• Goal:
Find every line with the string "days" in it, count them, and reply with that count only.

• Task material:
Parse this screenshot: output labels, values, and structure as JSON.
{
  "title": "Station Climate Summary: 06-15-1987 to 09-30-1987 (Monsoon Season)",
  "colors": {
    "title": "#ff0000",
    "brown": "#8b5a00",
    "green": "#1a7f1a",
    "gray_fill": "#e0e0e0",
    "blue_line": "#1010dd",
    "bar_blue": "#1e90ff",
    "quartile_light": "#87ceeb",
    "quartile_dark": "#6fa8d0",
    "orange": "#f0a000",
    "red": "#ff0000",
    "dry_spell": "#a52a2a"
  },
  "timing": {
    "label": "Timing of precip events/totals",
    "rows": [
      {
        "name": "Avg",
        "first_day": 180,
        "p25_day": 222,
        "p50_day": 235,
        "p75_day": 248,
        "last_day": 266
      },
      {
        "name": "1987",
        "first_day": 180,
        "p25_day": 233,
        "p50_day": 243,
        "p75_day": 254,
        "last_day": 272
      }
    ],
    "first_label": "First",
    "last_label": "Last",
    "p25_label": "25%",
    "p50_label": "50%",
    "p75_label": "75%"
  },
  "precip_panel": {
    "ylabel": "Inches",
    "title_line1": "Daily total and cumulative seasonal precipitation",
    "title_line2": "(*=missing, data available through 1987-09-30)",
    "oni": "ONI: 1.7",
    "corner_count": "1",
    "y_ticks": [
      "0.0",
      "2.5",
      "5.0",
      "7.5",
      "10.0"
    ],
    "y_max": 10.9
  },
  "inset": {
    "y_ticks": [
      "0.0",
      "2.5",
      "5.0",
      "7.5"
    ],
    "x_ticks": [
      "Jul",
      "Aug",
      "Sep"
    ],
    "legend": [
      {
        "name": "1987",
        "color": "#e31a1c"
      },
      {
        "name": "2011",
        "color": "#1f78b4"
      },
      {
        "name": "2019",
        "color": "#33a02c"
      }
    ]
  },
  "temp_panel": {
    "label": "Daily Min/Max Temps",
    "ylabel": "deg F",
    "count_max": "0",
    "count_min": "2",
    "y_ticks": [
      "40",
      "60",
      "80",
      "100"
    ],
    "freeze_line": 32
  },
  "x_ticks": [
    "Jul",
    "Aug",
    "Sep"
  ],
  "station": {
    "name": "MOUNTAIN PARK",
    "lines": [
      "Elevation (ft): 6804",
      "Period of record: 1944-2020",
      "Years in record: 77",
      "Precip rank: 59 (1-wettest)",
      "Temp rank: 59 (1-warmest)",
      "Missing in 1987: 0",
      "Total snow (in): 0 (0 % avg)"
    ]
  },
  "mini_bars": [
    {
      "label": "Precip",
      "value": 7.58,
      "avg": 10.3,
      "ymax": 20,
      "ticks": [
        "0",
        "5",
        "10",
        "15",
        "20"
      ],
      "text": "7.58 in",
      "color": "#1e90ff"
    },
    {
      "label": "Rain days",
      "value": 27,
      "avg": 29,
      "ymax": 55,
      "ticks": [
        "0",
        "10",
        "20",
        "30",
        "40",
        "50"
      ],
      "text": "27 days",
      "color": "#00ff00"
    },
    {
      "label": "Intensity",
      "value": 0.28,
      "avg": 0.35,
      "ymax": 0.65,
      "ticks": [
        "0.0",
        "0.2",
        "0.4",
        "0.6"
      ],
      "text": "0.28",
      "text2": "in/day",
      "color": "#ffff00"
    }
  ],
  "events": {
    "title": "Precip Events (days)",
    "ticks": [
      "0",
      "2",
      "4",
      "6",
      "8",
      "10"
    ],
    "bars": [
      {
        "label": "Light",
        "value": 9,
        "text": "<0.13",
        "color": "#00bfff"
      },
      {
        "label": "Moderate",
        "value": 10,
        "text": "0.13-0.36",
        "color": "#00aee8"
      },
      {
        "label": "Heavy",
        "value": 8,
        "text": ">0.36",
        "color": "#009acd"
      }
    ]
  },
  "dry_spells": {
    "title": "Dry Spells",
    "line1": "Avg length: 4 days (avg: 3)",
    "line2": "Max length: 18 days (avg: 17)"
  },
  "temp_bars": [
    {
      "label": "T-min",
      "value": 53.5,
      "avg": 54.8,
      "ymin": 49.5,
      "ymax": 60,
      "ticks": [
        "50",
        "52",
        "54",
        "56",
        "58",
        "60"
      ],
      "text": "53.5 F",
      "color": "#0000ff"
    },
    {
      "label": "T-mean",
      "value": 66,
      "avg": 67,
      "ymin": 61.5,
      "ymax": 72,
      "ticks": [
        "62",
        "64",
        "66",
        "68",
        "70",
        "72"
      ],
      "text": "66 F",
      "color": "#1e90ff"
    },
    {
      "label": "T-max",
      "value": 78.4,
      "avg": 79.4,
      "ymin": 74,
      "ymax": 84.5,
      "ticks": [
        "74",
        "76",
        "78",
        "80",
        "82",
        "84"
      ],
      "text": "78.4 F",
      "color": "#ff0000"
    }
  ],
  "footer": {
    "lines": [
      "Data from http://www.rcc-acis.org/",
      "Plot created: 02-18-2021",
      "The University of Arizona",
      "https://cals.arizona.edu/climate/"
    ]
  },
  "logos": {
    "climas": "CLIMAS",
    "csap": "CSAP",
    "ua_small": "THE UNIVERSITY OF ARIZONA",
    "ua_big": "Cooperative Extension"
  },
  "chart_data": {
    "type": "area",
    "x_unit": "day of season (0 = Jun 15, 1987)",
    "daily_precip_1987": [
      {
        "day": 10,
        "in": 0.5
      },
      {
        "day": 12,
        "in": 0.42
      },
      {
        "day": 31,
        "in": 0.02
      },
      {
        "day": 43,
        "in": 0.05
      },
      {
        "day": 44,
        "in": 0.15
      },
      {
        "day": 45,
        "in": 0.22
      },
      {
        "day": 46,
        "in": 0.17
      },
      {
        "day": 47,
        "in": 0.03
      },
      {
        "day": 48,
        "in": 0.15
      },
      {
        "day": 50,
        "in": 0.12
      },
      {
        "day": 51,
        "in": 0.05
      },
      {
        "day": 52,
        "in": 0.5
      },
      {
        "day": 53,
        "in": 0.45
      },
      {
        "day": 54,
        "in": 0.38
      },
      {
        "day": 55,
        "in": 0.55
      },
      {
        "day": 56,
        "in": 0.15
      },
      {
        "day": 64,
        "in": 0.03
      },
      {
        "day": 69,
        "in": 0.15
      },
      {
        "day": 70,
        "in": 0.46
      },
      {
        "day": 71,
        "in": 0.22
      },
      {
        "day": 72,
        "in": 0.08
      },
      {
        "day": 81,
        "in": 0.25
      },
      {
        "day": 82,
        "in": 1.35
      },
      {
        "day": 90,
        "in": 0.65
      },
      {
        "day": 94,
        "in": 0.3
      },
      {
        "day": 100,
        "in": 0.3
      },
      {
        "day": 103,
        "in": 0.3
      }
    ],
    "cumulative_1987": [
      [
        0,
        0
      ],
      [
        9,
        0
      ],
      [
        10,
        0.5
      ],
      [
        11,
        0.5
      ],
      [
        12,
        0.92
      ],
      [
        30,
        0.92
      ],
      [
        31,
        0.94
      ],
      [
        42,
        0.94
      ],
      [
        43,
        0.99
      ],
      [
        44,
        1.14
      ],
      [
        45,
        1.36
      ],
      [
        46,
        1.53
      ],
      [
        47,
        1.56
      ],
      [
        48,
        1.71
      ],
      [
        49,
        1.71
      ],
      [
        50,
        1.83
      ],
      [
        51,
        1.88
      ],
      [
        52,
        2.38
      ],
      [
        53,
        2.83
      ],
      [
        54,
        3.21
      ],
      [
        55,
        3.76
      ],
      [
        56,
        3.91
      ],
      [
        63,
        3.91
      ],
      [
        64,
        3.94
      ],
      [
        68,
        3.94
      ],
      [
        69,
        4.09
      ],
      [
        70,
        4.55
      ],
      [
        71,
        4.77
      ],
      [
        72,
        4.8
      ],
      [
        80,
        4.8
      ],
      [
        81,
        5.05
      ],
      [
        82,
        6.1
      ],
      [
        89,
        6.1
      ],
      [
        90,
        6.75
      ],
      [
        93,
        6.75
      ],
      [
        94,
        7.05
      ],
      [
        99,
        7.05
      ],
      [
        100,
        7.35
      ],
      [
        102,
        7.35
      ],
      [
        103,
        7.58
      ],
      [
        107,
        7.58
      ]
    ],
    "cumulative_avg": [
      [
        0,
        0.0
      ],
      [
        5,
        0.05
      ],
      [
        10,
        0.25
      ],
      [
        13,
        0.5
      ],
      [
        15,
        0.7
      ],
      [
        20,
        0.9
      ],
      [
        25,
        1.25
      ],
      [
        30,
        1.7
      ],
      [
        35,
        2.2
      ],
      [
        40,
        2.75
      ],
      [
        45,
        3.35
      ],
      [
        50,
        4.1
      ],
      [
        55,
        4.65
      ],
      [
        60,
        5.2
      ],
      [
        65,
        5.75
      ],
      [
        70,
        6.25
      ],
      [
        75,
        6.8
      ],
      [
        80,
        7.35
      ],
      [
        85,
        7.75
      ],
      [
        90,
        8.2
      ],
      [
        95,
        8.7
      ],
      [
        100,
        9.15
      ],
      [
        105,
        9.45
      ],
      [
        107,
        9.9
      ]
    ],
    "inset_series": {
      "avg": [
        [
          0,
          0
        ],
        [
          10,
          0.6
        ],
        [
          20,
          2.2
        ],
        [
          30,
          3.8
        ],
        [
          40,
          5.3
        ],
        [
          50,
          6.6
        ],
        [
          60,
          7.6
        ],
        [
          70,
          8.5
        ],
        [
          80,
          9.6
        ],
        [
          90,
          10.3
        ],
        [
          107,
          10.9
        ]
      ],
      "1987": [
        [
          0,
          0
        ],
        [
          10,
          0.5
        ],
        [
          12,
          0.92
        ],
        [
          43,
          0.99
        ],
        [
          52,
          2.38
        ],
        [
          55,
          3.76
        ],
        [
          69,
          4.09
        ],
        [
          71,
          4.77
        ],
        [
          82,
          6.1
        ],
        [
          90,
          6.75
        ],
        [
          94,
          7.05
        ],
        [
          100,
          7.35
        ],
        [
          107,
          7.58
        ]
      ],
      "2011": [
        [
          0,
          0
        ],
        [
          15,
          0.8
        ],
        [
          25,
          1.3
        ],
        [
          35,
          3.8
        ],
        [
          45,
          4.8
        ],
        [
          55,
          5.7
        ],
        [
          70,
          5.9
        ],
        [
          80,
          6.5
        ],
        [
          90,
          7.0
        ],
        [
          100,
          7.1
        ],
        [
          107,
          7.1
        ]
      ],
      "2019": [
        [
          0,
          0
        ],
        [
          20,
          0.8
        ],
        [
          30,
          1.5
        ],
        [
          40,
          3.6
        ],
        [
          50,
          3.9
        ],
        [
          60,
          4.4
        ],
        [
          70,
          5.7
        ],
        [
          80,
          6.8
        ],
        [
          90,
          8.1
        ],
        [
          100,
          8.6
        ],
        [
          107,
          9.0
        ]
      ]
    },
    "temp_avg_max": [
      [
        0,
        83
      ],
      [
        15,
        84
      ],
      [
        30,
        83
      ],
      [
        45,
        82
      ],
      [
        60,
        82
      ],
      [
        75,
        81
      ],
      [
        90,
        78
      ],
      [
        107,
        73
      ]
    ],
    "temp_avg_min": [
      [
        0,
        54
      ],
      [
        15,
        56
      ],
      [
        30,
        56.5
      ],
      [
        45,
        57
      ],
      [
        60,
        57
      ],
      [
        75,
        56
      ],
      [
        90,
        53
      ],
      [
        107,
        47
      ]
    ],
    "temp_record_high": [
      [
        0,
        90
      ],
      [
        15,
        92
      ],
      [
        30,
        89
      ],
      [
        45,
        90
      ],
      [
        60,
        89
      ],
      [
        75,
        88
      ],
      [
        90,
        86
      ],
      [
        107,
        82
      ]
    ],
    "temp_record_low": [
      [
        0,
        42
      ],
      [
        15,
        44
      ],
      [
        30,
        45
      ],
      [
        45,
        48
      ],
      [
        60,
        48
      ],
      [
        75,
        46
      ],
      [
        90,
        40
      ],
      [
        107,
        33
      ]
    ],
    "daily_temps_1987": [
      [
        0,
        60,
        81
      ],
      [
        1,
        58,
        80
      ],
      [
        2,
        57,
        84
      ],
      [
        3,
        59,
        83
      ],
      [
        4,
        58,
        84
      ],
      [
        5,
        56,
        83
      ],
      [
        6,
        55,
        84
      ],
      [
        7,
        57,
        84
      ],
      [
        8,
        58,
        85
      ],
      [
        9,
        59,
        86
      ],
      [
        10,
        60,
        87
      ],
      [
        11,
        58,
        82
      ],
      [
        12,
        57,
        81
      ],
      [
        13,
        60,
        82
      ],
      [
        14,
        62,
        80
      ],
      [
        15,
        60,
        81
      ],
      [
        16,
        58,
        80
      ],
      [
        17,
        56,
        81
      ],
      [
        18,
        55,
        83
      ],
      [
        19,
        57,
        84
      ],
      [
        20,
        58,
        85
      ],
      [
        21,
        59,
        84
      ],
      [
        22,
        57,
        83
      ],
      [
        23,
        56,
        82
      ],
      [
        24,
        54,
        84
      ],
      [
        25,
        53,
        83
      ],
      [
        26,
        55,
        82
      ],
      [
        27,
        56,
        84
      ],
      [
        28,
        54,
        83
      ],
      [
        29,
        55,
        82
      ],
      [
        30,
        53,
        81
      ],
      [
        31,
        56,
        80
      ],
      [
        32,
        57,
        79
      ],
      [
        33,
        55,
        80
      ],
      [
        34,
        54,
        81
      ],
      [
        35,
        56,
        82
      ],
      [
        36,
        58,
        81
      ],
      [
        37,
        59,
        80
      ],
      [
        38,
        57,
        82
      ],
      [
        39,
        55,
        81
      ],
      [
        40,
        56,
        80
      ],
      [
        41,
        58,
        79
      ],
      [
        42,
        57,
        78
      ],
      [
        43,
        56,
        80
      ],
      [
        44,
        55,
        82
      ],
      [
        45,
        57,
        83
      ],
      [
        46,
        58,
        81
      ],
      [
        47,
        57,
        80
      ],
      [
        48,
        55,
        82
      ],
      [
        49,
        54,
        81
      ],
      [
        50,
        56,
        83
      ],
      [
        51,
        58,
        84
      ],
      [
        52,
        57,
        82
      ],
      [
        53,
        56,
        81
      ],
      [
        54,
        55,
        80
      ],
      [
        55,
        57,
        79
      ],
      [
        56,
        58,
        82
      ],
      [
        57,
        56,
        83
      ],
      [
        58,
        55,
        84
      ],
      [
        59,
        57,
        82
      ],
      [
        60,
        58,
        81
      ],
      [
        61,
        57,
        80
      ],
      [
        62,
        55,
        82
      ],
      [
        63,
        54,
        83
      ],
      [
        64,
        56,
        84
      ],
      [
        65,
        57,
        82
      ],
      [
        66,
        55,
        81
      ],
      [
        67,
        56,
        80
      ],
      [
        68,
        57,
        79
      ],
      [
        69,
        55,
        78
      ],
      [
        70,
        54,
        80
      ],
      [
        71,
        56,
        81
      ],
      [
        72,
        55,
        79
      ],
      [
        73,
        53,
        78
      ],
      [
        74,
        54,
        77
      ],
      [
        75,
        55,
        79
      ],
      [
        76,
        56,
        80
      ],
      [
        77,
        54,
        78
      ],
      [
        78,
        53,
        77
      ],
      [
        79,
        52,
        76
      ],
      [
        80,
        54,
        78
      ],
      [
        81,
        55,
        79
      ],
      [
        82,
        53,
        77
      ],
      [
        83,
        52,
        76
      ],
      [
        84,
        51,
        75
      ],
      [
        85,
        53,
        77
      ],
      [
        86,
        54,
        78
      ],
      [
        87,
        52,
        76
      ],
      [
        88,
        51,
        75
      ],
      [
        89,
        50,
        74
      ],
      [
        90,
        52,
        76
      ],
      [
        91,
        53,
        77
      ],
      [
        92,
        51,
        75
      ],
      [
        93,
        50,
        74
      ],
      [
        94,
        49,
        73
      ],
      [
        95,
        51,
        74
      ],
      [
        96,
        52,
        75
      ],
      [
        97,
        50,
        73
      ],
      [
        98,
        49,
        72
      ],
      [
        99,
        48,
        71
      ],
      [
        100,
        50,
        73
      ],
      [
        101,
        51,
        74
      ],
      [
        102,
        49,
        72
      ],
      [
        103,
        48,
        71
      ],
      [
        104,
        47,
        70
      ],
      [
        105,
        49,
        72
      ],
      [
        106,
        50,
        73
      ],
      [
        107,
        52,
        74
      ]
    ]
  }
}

• Correct response:
5